TASK INSTRUCTIONS
Pictures stay out of your copy, but everything else in the records below must be repeated exactly.

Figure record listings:
============================================================

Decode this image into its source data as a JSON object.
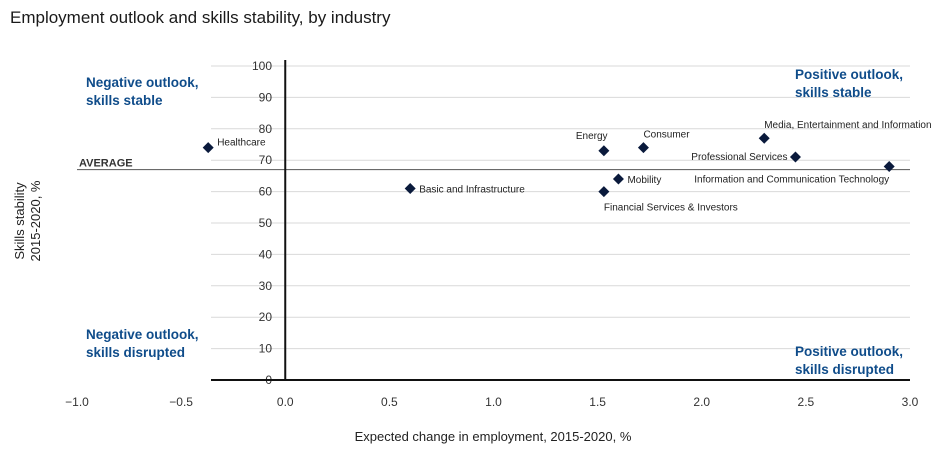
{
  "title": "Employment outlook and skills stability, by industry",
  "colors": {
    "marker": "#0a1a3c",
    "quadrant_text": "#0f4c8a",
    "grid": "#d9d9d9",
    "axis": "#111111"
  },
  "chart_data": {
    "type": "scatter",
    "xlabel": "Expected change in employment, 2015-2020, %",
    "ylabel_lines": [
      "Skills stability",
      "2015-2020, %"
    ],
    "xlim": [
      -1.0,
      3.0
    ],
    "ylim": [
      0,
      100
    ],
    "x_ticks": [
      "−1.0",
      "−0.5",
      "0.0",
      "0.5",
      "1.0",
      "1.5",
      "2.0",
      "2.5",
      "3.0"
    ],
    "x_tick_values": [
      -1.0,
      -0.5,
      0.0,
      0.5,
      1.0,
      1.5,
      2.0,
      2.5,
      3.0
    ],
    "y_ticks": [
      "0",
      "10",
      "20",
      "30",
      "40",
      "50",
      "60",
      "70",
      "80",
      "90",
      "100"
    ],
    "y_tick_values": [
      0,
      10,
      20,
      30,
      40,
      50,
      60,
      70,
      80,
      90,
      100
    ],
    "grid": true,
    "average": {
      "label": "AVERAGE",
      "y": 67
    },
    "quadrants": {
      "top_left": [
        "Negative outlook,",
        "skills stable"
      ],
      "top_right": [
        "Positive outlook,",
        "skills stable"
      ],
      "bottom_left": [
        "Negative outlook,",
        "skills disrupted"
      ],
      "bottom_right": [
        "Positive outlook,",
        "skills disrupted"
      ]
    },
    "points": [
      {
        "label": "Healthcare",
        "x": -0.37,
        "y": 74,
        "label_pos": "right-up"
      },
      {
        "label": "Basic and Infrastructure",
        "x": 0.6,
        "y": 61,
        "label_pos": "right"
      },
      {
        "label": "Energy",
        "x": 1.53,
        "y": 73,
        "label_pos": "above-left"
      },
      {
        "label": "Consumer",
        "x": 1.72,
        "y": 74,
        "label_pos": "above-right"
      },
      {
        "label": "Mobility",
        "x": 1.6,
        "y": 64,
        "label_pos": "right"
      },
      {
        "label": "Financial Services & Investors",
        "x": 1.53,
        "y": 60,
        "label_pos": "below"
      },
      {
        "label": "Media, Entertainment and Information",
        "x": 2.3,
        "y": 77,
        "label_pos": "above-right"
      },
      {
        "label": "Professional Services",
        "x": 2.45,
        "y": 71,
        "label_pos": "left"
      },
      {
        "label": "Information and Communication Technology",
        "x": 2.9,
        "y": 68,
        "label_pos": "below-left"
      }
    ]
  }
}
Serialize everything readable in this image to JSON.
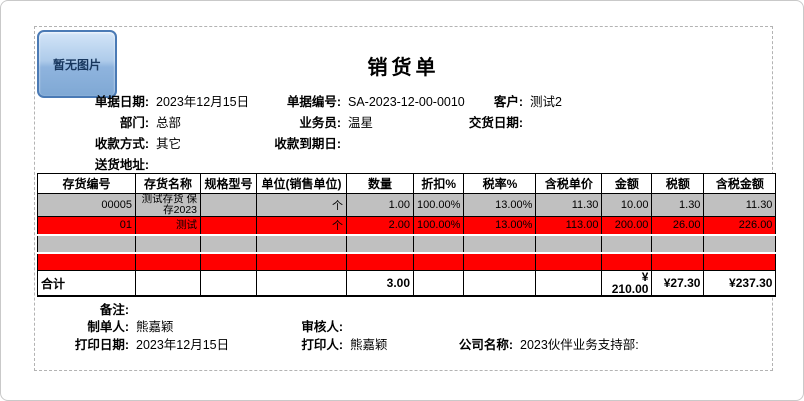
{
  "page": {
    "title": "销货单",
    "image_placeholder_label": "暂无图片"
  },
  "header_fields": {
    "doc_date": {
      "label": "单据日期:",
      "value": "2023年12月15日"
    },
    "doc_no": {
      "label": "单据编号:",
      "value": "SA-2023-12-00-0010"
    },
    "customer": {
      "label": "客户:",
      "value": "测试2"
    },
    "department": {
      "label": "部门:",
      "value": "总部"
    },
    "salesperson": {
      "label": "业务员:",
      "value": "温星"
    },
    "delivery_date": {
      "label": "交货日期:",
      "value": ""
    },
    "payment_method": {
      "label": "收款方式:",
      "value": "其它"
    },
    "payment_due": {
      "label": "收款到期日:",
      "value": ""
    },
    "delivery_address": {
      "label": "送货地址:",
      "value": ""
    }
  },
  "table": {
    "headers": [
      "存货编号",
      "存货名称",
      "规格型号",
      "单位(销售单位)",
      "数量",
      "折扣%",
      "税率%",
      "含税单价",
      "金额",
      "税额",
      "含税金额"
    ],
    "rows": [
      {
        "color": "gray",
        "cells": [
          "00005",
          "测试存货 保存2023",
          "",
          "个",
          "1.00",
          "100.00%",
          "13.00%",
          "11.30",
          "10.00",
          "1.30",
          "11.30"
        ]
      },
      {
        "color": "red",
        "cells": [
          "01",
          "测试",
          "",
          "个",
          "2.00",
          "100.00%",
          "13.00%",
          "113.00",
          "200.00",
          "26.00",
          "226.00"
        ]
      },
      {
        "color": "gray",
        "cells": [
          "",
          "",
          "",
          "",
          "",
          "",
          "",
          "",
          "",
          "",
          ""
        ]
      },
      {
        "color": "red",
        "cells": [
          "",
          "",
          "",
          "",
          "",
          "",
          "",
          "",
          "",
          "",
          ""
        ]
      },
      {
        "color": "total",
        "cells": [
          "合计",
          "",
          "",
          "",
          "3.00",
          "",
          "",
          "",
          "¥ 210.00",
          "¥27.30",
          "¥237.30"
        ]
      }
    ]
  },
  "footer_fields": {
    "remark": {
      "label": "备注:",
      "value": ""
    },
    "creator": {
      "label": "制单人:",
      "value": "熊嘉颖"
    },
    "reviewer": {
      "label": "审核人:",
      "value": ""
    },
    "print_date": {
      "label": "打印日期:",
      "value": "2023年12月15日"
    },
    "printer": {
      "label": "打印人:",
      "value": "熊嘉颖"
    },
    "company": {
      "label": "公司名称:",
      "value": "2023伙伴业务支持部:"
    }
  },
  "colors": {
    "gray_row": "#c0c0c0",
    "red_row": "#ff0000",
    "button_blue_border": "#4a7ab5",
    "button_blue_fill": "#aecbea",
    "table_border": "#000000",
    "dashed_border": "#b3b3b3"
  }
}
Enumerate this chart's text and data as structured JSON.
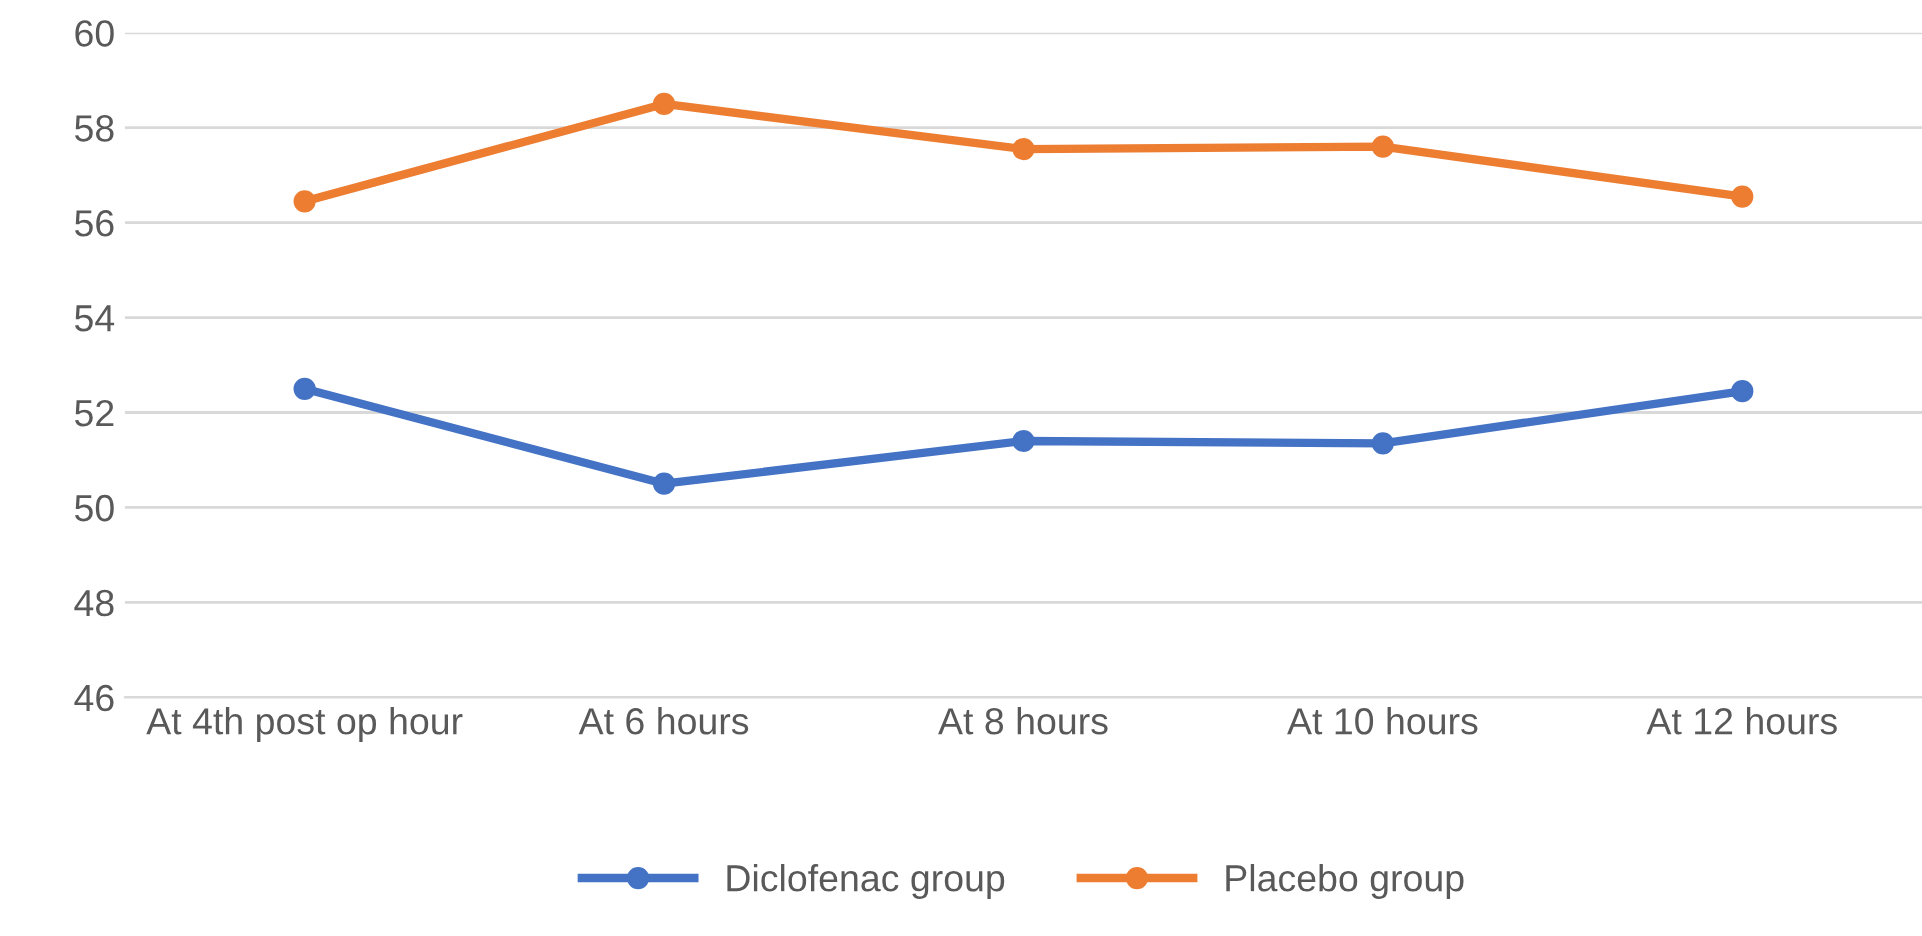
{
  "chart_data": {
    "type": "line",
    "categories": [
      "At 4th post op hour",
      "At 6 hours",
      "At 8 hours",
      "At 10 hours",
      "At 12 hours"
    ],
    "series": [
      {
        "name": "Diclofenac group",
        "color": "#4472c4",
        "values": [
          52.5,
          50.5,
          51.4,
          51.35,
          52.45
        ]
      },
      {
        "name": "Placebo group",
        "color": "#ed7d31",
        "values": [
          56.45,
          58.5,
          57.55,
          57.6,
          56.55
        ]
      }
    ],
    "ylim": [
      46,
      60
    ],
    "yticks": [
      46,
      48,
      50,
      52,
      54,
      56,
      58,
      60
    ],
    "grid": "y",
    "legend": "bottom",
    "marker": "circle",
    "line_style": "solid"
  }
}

============================================================

EXPECTED OUTPUT
Decode this image into its source data as a JSON object.
{
  "title": "Employment outlook and skills stability, by industry",
  "colors": {
    "marker": "#0a1a3c",
    "quadrant_text": "#0f4c8a",
    "grid": "#d9d9d9",
    "axis": "#111111"
  },
  "chart_data": {
    "type": "scatter",
    "xlabel": "Expected change in employment, 2015-2020, %",
    "ylabel_lines": [
      "Skills stability",
      "2015-2020, %"
    ],
    "xlim": [
      -1.0,
      3.0
    ],
    "ylim": [
      0,
      100
    ],
    "x_ticks": [
      "−1.0",
      "−0.5",
      "0.0",
      "0.5",
      "1.0",
      "1.5",
      "2.0",
      "2.5",
      "3.0"
    ],
    "x_tick_values": [
      -1.0,
      -0.5,
      0.0,
      0.5,
      1.0,
      1.5,
      2.0,
      2.5,
      3.0
    ],
    "y_ticks": [
      "0",
      "10",
      "20",
      "30",
      "40",
      "50",
      "60",
      "70",
      "80",
      "90",
      "100"
    ],
    "y_tick_values": [
      0,
      10,
      20,
      30,
      40,
      50,
      60,
      70,
      80,
      90,
      100
    ],
    "grid": true,
    "average": {
      "label": "AVERAGE",
      "y": 67
    },
    "quadrants": {
      "top_left": [
        "Negative outlook,",
        "skills stable"
      ],
      "top_right": [
        "Positive outlook,",
        "skills stable"
      ],
      "bottom_left": [
        "Negative outlook,",
        "skills disrupted"
      ],
      "bottom_right": [
        "Positive outlook,",
        "skills disrupted"
      ]
    },
    "points": [
      {
        "label": "Healthcare",
        "x": -0.37,
        "y": 74,
        "label_pos": "right-up"
      },
      {
        "label": "Basic and Infrastructure",
        "x": 0.6,
        "y": 61,
        "label_pos": "right"
      },
      {
        "label": "Energy",
        "x": 1.53,
        "y": 73,
        "label_pos": "above-left"
      },
      {
        "label": "Consumer",
        "x": 1.72,
        "y": 74,
        "label_pos": "above-right"
      },
      {
        "label": "Mobility",
        "x": 1.6,
        "y": 64,
        "label_pos": "right"
      },
      {
        "label": "Financial Services & Investors",
        "x": 1.53,
        "y": 60,
        "label_pos": "below"
      },
      {
        "label": "Media, Entertainment and Information",
        "x": 2.3,
        "y": 77,
        "label_pos": "above-right"
      },
      {
        "label": "Professional Services",
        "x": 2.45,
        "y": 71,
        "label_pos": "left"
      },
      {
        "label": "Information and Communication Technology",
        "x": 2.9,
        "y": 68,
        "label_pos": "below-left"
      }
    ]
  }
}
Serialize everything readable in this image to JSON.
{
  "page": {
    "title": "销货单",
    "image_placeholder_label": "暂无图片"
  },
  "header_fields": {
    "doc_date": {
      "label": "单据日期:",
      "value": "2023年12月15日"
    },
    "doc_no": {
      "label": "单据编号:",
      "value": "SA-2023-12-00-0010"
    },
    "customer": {
      "label": "客户:",
      "value": "测试2"
    },
    "department": {
      "label": "部门:",
      "value": "总部"
    },
    "salesperson": {
      "label": "业务员:",
      "value": "温星"
    },
    "delivery_date": {
      "label": "交货日期:",
      "value": ""
    },
    "payment_method": {
      "label": "收款方式:",
      "value": "其它"
    },
    "payment_due": {
      "label": "收款到期日:",
      "value": ""
    },
    "delivery_address": {
      "label": "送货地址:",
      "value": ""
    }
  },
  "table": {
    "headers": [
      "存货编号",
      "存货名称",
      "规格型号",
      "单位(销售单位)",
      "数量",
      "折扣%",
      "税率%",
      "含税单价",
      "金额",
      "税额",
      "含税金额"
    ],
    "rows": [
      {
        "color": "gray",
        "cells": [
          "00005",
          "测试存货 保存2023",
          "",
          "个",
          "1.00",
          "100.00%",
          "13.00%",
          "11.30",
          "10.00",
          "1.30",
          "11.30"
        ]
      },
      {
        "color": "red",
        "cells": [
          "01",
          "测试",
          "",
          "个",
          "2.00",
          "100.00%",
          "13.00%",
          "113.00",
          "200.00",
          "26.00",
          "226.00"
        ]
      },
      {
        "color": "gray",
        "cells": [
          "",
          "",
          "",
          "",
          "",
          "",
          "",
          "",
          "",
          "",
          ""
        ]
      },
      {
        "color": "red",
        "cells": [
          "",
          "",
          "",
          "",
          "",
          "",
          "",
          "",
          "",
          "",
          ""
        ]
      },
      {
        "color": "total",
        "cells": [
          "合计",
          "",
          "",
          "",
          "3.00",
          "",
          "",
          "",
          "¥ 210.00",
          "¥27.30",
          "¥237.30"
        ]
      }
    ]
  },
  "footer_fields": {
    "remark": {
      "label": "备注:",
      "value": ""
    },
    "creator": {
      "label": "制单人:",
      "value": "熊嘉颖"
    },
    "reviewer": {
      "label": "审核人:",
      "value": ""
    },
    "print_date": {
      "label": "打印日期:",
      "value": "2023年12月15日"
    },
    "printer": {
      "label": "打印人:",
      "value": "熊嘉颖"
    },
    "company": {
      "label": "公司名称:",
      "value": "2023伙伴业务支持部:"
    }
  },
  "colors": {
    "gray_row": "#c0c0c0",
    "red_row": "#ff0000",
    "button_blue_border": "#4a7ab5",
    "button_blue_fill": "#aecbea",
    "table_border": "#000000",
    "dashed_border": "#b3b3b3"
  }
}
Enumerate this chart's text and data as structured JSON.
{
  "chart_data": {
    "type": "line",
    "categories": [
      "At 4th post op hour",
      "At 6 hours",
      "At 8 hours",
      "At 10 hours",
      "At 12 hours"
    ],
    "series": [
      {
        "name": "Diclofenac group",
        "color": "#4472c4",
        "values": [
          52.5,
          50.5,
          51.4,
          51.35,
          52.45
        ]
      },
      {
        "name": "Placebo group",
        "color": "#ed7d31",
        "values": [
          56.45,
          58.5,
          57.55,
          57.6,
          56.55
        ]
      }
    ],
    "ylim": [
      46,
      60
    ],
    "yticks": [
      46,
      48,
      50,
      52,
      54,
      56,
      58,
      60
    ],
    "grid": "y",
    "legend": "bottom",
    "marker": "circle",
    "line_style": "solid"
  }
}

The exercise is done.